DATASET RECORDS:
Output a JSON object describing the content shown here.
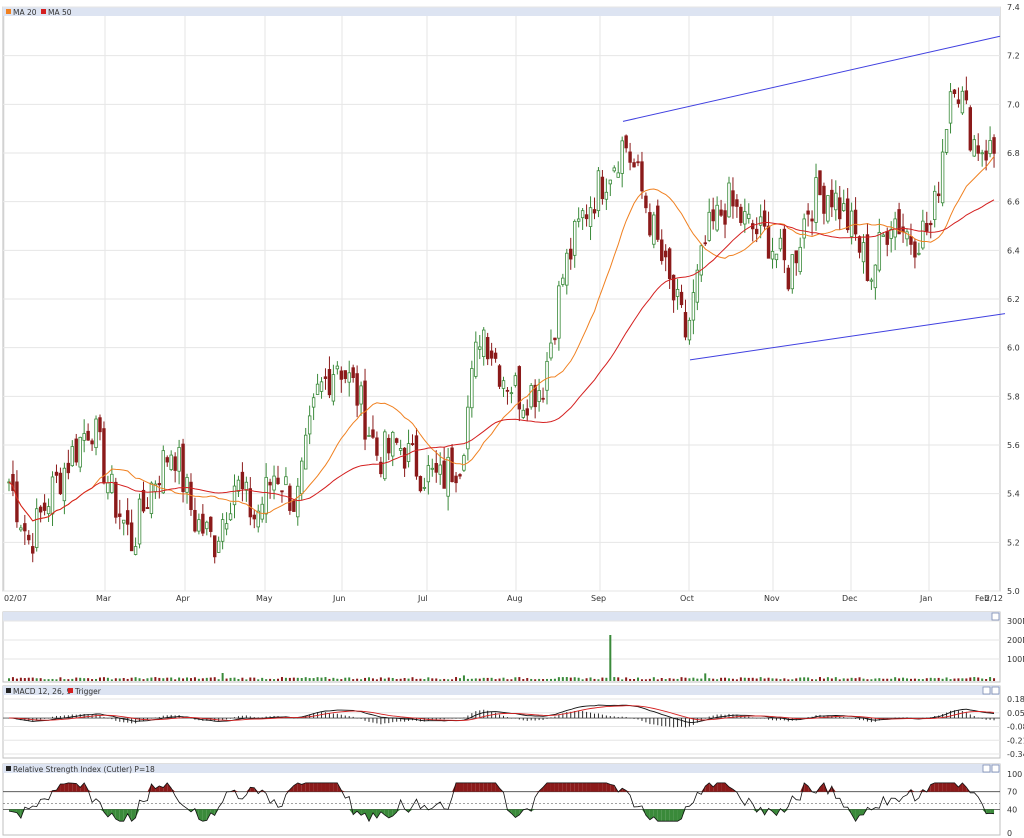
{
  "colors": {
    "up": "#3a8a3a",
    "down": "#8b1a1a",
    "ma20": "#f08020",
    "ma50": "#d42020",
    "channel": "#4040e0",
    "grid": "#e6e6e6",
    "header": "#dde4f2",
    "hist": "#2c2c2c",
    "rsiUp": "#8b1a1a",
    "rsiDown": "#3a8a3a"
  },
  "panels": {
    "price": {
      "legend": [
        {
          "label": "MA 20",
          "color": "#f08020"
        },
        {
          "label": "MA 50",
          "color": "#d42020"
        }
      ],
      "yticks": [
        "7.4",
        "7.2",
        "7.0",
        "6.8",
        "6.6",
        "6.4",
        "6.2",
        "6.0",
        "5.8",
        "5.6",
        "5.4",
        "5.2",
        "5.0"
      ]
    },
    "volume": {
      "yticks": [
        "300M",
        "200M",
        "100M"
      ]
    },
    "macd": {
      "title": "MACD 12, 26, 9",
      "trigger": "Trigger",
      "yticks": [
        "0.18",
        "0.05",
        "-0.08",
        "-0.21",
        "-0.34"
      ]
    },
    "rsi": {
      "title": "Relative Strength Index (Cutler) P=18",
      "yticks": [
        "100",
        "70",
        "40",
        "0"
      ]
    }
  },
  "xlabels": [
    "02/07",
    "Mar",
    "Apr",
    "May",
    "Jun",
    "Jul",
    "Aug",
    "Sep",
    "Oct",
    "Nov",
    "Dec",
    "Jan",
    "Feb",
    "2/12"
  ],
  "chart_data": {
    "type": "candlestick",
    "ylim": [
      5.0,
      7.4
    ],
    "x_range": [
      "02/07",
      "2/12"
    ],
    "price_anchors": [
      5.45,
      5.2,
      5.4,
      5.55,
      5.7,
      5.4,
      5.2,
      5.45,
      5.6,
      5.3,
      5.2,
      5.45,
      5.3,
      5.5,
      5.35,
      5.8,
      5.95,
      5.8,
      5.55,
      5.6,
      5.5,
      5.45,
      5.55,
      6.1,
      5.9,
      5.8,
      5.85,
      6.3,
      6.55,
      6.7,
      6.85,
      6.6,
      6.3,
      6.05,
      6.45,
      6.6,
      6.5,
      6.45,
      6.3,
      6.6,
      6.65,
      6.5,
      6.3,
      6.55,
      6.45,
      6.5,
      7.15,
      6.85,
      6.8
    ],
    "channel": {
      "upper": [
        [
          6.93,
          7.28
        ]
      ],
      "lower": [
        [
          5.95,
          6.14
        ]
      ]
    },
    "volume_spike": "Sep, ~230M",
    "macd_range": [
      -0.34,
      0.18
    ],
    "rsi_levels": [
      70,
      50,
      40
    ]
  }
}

GIVEN EXERCISE: Without the pictures, return all the records precisely as they stand.

RESULT BELOW:
Output a JSON object describing the content shown here.
{
  "colors": {
    "up": "#3a8a3a",
    "down": "#8b1a1a",
    "ma20": "#f08020",
    "ma50": "#d42020",
    "channel": "#4040e0",
    "grid": "#e6e6e6",
    "header": "#dde4f2",
    "hist": "#2c2c2c",
    "rsiUp": "#8b1a1a",
    "rsiDown": "#3a8a3a"
  },
  "panels": {
    "price": {
      "legend": [
        {
          "label": "MA 20",
          "color": "#f08020"
        },
        {
          "label": "MA 50",
          "color": "#d42020"
        }
      ],
      "yticks": [
        "7.4",
        "7.2",
        "7.0",
        "6.8",
        "6.6",
        "6.4",
        "6.2",
        "6.0",
        "5.8",
        "5.6",
        "5.4",
        "5.2",
        "5.0"
      ]
    },
    "volume": {
      "yticks": [
        "300M",
        "200M",
        "100M"
      ]
    },
    "macd": {
      "title": "MACD 12, 26, 9",
      "trigger": "Trigger",
      "yticks": [
        "0.18",
        "0.05",
        "-0.08",
        "-0.21",
        "-0.34"
      ]
    },
    "rsi": {
      "title": "Relative Strength Index (Cutler) P=18",
      "yticks": [
        "100",
        "70",
        "40",
        "0"
      ]
    }
  },
  "xlabels": [
    "02/07",
    "Mar",
    "Apr",
    "May",
    "Jun",
    "Jul",
    "Aug",
    "Sep",
    "Oct",
    "Nov",
    "Dec",
    "Jan",
    "Feb",
    "2/12"
  ],
  "chart_data": {
    "type": "candlestick",
    "ylim": [
      5.0,
      7.4
    ],
    "x_range": [
      "02/07",
      "2/12"
    ],
    "price_anchors": [
      5.45,
      5.2,
      5.4,
      5.55,
      5.7,
      5.4,
      5.2,
      5.45,
      5.6,
      5.3,
      5.2,
      5.45,
      5.3,
      5.5,
      5.35,
      5.8,
      5.95,
      5.8,
      5.55,
      5.6,
      5.5,
      5.45,
      5.55,
      6.1,
      5.9,
      5.8,
      5.85,
      6.3,
      6.55,
      6.7,
      6.85,
      6.6,
      6.3,
      6.05,
      6.45,
      6.6,
      6.5,
      6.45,
      6.3,
      6.6,
      6.65,
      6.5,
      6.3,
      6.55,
      6.45,
      6.5,
      7.15,
      6.85,
      6.8
    ],
    "channel": {
      "upper": [
        [
          6.93,
          7.28
        ]
      ],
      "lower": [
        [
          5.95,
          6.14
        ]
      ]
    },
    "volume_spike": "Sep, ~230M",
    "macd_range": [
      -0.34,
      0.18
    ],
    "rsi_levels": [
      70,
      50,
      40
    ]
  }
}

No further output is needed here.